_What the task asks_. The complete listing should be restated exactly.

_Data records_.
%%
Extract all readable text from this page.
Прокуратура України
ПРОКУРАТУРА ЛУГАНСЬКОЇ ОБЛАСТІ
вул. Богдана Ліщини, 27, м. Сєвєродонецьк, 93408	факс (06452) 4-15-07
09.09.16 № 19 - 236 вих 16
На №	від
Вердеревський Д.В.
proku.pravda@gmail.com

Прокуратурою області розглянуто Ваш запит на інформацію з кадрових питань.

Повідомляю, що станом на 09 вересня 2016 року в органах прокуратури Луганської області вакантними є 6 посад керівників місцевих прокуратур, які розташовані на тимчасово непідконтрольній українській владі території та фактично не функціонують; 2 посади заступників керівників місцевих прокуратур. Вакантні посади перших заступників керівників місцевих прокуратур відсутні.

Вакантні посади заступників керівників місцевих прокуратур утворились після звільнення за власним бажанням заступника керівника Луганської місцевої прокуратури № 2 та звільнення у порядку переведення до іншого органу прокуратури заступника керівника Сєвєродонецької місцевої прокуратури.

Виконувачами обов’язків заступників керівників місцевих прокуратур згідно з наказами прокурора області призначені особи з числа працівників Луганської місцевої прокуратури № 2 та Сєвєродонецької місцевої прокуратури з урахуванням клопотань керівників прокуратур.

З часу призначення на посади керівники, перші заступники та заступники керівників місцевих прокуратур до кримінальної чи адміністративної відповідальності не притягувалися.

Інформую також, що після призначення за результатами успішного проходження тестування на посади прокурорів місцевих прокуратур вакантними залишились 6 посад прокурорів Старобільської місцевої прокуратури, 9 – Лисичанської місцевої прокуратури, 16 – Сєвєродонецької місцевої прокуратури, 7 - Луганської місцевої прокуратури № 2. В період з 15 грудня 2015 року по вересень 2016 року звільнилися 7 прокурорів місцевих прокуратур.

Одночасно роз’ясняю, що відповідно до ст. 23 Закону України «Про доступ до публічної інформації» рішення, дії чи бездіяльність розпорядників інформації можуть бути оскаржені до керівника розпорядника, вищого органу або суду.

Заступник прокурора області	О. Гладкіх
%%
_Exercise solution_.
Extract all readable text from this page.
Прокуратура України
ПРОКУРАТУРА ЛУГАНСЬКОЇ ОБЛАСТІ
вул. Богдана Ліщини, 27, м. Сєвєродонецьк, 93408	факс (06452) 4-15-07
09.09.16 № 19 - 236 вих 16
На №	від
Вердеревський Д.В.
proku.pravda@gmail.com

Прокуратурою області розглянуто Ваш запит на інформацію з кадрових питань.

Повідомляю, що станом на 09 вересня 2016 року в органах прокуратури Луганської області вакантними є 6 посад керівників місцевих прокуратур, які розташовані на тимчасово непідконтрольній українській владі території та фактично не функціонують; 2 посади заступників керівників місцевих прокуратур. Вакантні посади перших заступників керівників місцевих прокуратур відсутні.

Вакантні посади заступників керівників місцевих прокуратур утворились після звільнення за власним бажанням заступника керівника Луганської місцевої прокуратури № 2 та звільнення у порядку переведення до іншого органу прокуратури заступника керівника Сєвєродонецької місцевої прокуратури.

Виконувачами обов’язків заступників керівників місцевих прокуратур згідно з наказами прокурора області призначені особи з числа працівників Луганської місцевої прокуратури № 2 та Сєвєродонецької місцевої прокуратури з урахуванням клопотань керівників прокуратур.

З часу призначення на посади керівники, перші заступники та заступники керівників місцевих прокуратур до кримінальної чи адміністративної відповідальності не притягувалися.

Інформую також, що після призначення за результатами успішного проходження тестування на посади прокурорів місцевих прокуратур вакантними залишились 6 посад прокурорів Старобільської місцевої прокуратури, 9 – Лисичанської місцевої прокуратури, 16 – Сєвєродонецької місцевої прокуратури, 7 - Луганської місцевої прокуратури № 2. В період з 15 грудня 2015 року по вересень 2016 року звільнилися 7 прокурорів місцевих прокуратур.

Одночасно роз’ясняю, що відповідно до ст. 23 Закону України «Про доступ до публічної інформації» рішення, дії чи бездіяльність розпорядників інформації можуть бути оскаржені до керівника розпорядника, вищого органу або суду.

Заступник прокурора області	О. Гладкіх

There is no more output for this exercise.